▶ GIVEN PROBLEM:
Only a number is wanted: the count of lines in this listing that contain "такой".

Records from a data collection:

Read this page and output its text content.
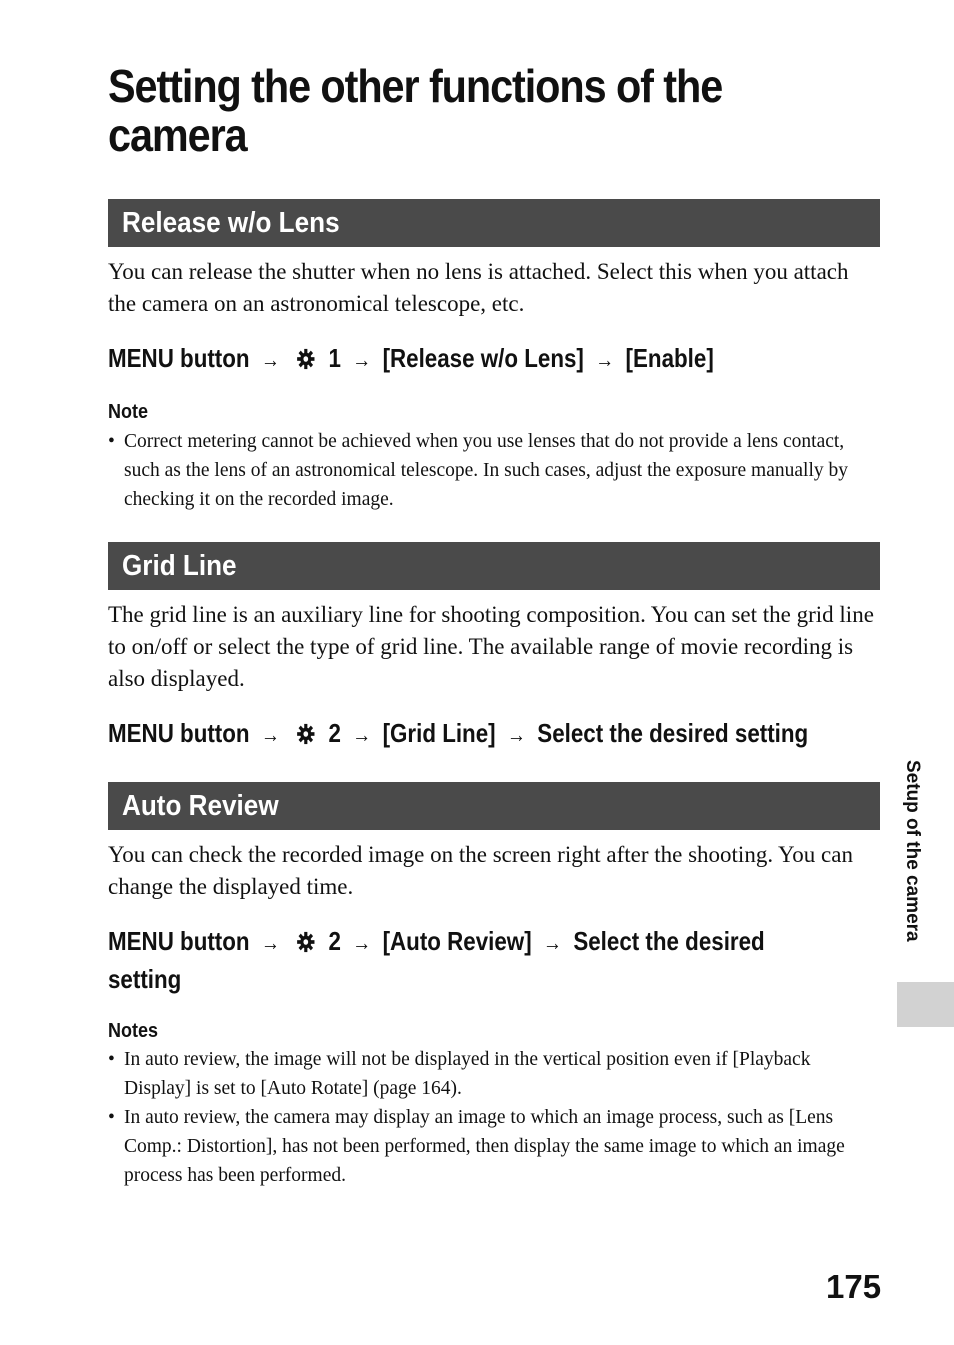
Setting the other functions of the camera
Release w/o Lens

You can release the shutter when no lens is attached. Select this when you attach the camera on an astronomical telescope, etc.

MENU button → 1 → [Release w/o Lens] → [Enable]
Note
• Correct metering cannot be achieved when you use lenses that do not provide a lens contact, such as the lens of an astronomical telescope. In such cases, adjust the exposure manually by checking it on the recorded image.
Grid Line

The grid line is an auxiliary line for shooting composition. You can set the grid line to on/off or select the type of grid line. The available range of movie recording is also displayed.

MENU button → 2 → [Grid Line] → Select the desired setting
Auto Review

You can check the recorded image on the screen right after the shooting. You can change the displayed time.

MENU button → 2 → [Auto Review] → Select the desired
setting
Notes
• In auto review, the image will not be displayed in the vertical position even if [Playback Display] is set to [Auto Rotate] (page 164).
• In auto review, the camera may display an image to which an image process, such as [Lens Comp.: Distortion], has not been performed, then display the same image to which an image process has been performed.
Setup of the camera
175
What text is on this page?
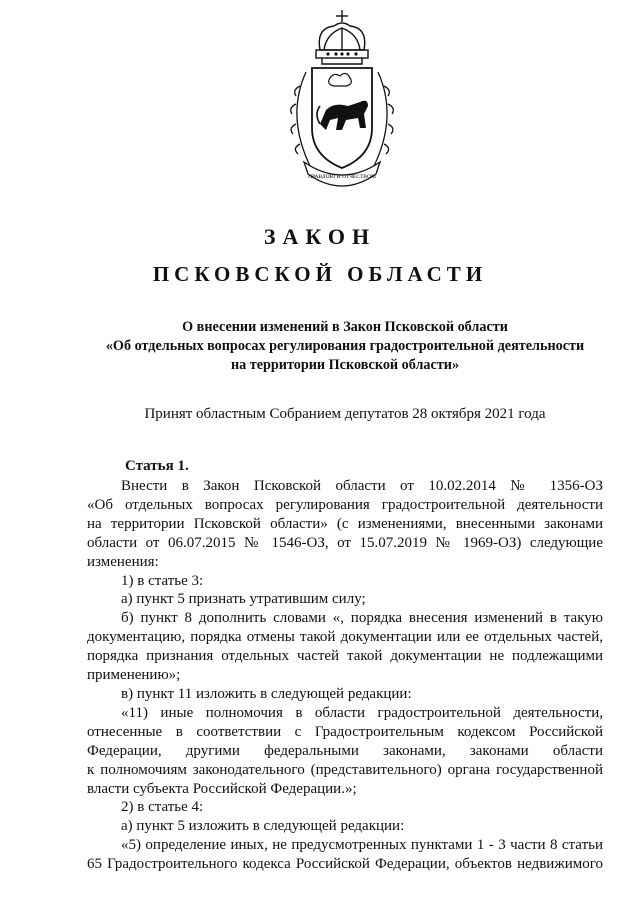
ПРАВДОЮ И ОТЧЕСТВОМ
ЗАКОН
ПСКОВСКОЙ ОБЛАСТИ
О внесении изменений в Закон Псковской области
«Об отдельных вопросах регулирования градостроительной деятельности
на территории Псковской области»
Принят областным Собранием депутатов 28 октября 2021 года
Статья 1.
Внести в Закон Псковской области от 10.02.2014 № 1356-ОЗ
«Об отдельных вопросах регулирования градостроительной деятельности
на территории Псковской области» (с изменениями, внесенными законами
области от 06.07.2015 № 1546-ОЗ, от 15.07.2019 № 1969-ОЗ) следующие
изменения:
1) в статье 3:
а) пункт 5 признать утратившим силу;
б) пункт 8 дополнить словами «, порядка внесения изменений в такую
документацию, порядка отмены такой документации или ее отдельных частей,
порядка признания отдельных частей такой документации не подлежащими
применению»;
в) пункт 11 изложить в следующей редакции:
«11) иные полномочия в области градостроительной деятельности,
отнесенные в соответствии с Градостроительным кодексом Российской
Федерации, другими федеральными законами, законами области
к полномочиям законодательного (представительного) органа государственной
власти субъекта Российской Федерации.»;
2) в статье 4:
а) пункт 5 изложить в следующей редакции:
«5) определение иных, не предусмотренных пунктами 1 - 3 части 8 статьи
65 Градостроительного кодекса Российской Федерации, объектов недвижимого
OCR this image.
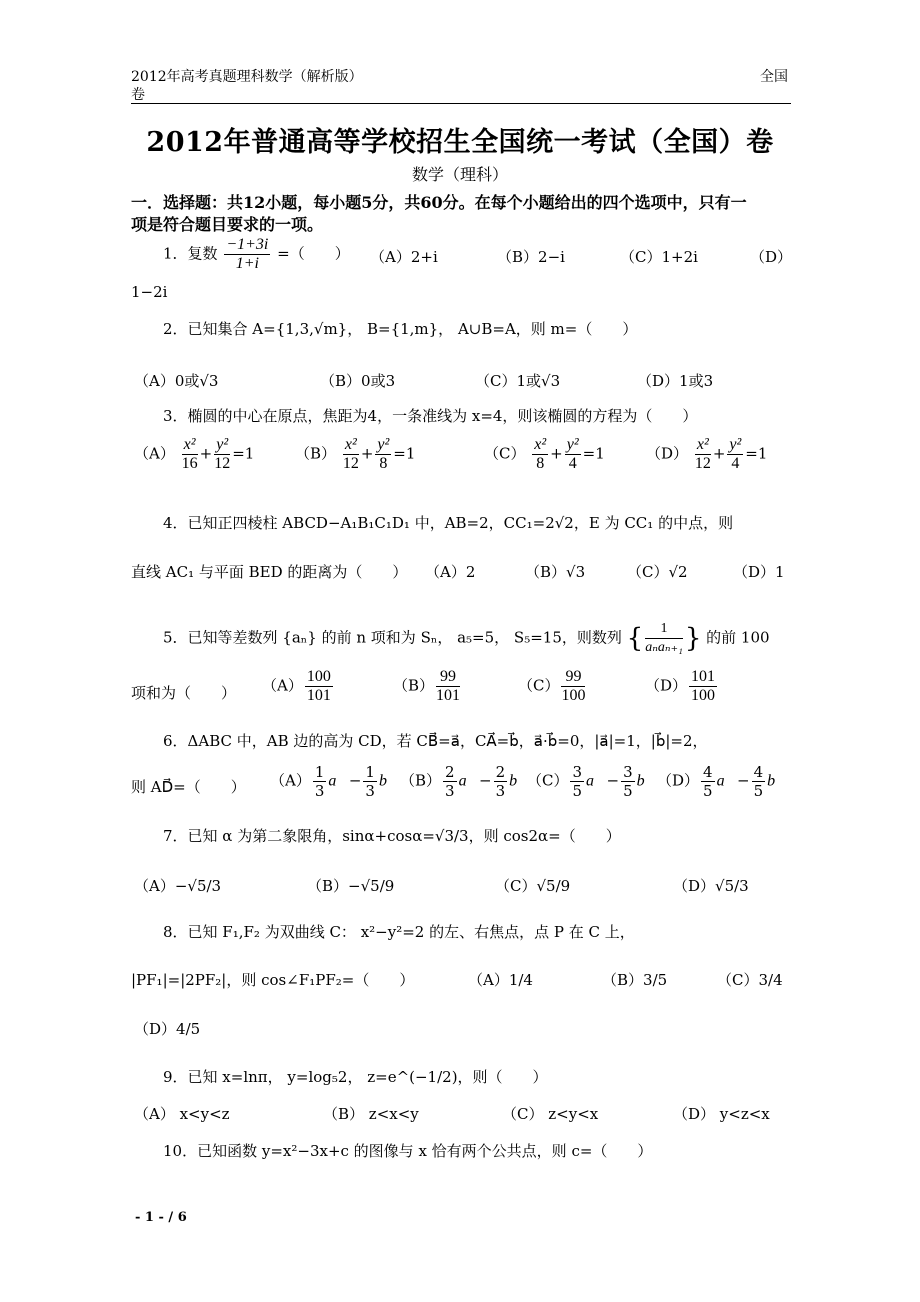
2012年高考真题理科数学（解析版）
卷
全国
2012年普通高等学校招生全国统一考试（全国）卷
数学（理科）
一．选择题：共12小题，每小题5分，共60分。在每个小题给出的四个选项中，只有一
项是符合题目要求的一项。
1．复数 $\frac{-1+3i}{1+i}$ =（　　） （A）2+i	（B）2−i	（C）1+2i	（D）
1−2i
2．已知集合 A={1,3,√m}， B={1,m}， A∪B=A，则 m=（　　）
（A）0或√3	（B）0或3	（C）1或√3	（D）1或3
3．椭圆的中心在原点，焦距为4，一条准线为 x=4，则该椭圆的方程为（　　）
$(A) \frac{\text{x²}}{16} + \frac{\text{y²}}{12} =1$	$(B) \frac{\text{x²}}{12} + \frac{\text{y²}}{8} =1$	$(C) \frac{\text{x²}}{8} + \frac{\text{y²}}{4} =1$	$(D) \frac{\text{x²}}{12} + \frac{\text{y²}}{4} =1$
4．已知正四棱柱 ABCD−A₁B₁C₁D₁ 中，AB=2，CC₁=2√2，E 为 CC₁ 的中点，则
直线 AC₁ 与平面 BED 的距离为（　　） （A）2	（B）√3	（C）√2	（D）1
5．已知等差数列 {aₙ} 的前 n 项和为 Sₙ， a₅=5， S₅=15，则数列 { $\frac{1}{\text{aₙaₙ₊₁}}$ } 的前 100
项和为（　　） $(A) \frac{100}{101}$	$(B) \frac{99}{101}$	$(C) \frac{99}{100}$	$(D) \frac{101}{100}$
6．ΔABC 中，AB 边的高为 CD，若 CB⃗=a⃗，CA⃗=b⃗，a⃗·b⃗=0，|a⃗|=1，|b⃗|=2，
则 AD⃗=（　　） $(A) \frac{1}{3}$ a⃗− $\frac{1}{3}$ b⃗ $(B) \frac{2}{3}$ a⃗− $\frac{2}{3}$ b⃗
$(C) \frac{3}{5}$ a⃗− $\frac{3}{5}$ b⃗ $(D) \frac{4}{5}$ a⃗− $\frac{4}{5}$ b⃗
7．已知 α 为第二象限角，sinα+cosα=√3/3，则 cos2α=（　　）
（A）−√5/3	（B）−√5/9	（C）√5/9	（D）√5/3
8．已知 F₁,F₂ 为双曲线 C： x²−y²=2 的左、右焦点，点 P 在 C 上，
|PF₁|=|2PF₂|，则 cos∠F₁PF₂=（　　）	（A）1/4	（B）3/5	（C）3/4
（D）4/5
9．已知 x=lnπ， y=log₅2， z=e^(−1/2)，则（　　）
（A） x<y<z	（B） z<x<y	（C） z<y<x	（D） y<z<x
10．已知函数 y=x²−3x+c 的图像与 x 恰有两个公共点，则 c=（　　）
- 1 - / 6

---

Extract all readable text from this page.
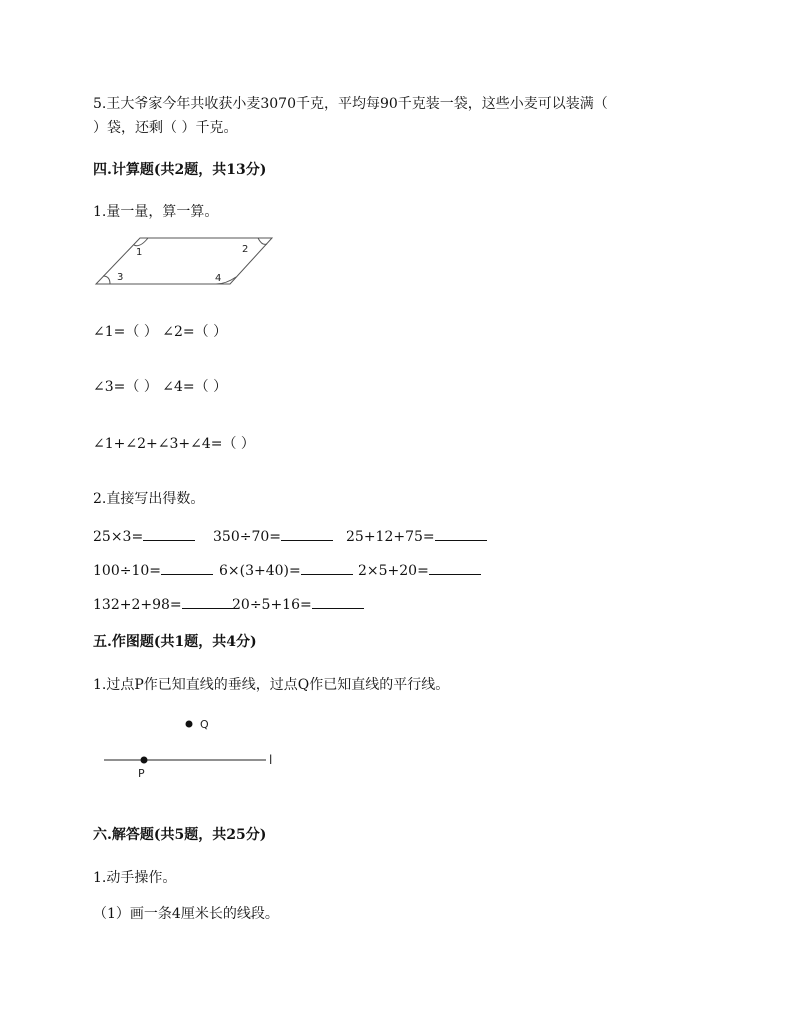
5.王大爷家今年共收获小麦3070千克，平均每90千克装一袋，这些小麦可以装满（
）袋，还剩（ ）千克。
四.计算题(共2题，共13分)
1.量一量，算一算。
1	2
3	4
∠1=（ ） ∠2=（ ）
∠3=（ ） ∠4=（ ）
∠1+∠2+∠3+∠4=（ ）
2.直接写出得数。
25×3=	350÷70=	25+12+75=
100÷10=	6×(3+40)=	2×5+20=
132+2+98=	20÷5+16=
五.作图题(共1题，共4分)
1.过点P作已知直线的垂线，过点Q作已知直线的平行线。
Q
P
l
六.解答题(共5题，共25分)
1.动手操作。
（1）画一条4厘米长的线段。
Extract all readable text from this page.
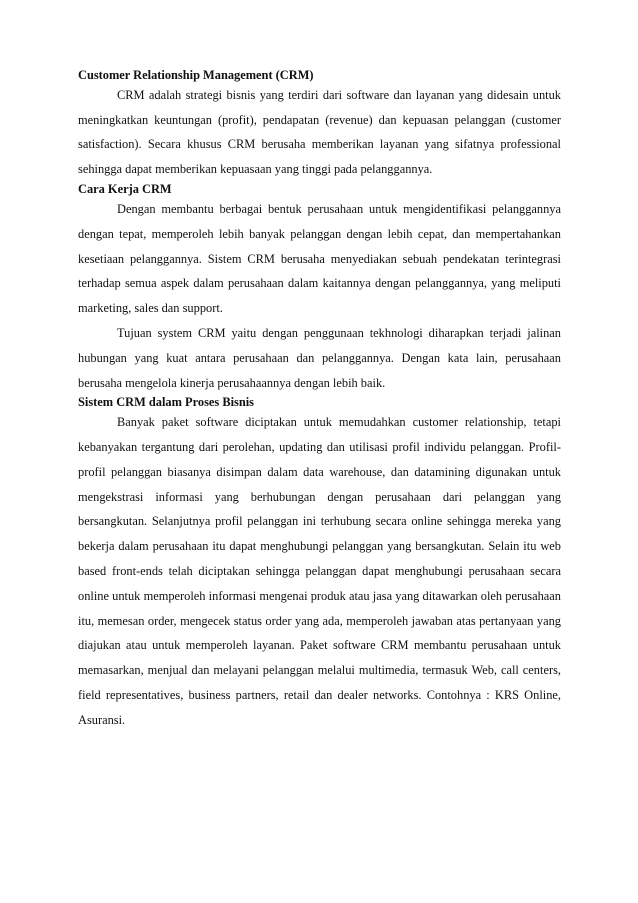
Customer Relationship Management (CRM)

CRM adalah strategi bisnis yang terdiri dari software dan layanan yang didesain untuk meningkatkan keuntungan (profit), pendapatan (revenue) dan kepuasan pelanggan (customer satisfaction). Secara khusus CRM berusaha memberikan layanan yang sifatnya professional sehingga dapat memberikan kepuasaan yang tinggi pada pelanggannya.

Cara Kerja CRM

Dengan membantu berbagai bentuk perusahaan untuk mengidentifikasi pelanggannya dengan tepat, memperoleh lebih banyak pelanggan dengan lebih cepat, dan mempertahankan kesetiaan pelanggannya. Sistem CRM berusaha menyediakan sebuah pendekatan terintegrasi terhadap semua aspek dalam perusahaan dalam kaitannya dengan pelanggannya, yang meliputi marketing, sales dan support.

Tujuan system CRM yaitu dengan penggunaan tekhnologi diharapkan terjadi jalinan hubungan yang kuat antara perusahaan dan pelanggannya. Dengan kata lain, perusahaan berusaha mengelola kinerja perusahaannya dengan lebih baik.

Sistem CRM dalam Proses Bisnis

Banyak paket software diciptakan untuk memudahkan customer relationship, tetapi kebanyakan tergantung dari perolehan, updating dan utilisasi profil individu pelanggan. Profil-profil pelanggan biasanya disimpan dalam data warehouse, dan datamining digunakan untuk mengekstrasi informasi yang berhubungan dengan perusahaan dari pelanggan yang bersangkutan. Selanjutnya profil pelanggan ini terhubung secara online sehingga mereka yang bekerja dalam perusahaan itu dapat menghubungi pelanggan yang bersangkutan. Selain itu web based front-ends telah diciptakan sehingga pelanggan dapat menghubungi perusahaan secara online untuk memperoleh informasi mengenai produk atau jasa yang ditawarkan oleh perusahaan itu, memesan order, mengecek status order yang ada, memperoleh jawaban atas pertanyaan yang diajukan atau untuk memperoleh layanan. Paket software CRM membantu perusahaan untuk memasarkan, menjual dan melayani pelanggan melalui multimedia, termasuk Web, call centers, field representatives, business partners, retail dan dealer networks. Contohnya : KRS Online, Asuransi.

* * *

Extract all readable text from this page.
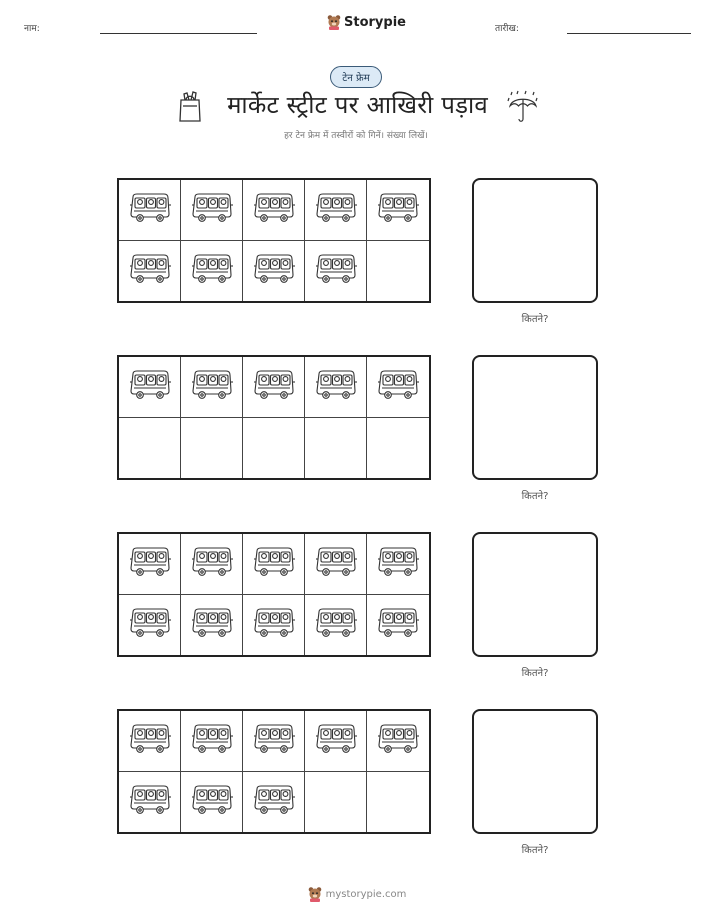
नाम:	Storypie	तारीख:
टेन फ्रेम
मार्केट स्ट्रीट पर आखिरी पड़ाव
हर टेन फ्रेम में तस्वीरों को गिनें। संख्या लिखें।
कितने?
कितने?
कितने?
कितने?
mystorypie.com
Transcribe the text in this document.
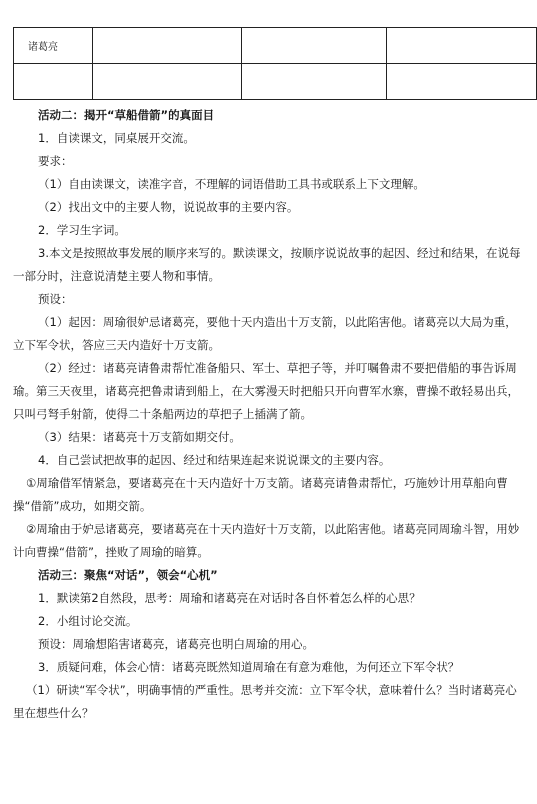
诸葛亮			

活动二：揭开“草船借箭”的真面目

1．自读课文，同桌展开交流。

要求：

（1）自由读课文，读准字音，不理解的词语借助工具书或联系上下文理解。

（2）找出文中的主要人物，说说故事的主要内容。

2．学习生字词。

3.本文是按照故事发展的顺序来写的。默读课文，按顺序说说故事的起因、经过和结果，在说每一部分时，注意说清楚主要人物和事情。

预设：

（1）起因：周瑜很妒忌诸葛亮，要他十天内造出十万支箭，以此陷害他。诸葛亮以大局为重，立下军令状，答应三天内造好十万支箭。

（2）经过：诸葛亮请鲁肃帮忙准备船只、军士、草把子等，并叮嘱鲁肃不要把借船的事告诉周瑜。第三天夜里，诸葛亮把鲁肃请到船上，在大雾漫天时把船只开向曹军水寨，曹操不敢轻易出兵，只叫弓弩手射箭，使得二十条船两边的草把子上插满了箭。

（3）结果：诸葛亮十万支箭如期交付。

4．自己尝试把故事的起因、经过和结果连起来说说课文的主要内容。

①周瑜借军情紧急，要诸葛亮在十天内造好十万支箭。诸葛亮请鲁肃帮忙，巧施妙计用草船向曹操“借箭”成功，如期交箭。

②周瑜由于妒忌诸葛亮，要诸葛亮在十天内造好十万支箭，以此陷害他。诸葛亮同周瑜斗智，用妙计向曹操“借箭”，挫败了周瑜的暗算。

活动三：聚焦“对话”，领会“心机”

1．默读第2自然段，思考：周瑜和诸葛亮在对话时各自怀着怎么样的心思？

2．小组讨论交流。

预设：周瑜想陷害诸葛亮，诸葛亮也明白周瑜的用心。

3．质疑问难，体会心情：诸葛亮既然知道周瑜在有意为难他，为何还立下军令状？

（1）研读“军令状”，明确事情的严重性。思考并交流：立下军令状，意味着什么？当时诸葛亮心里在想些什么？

▶ EXPECTED OUTPUT:
2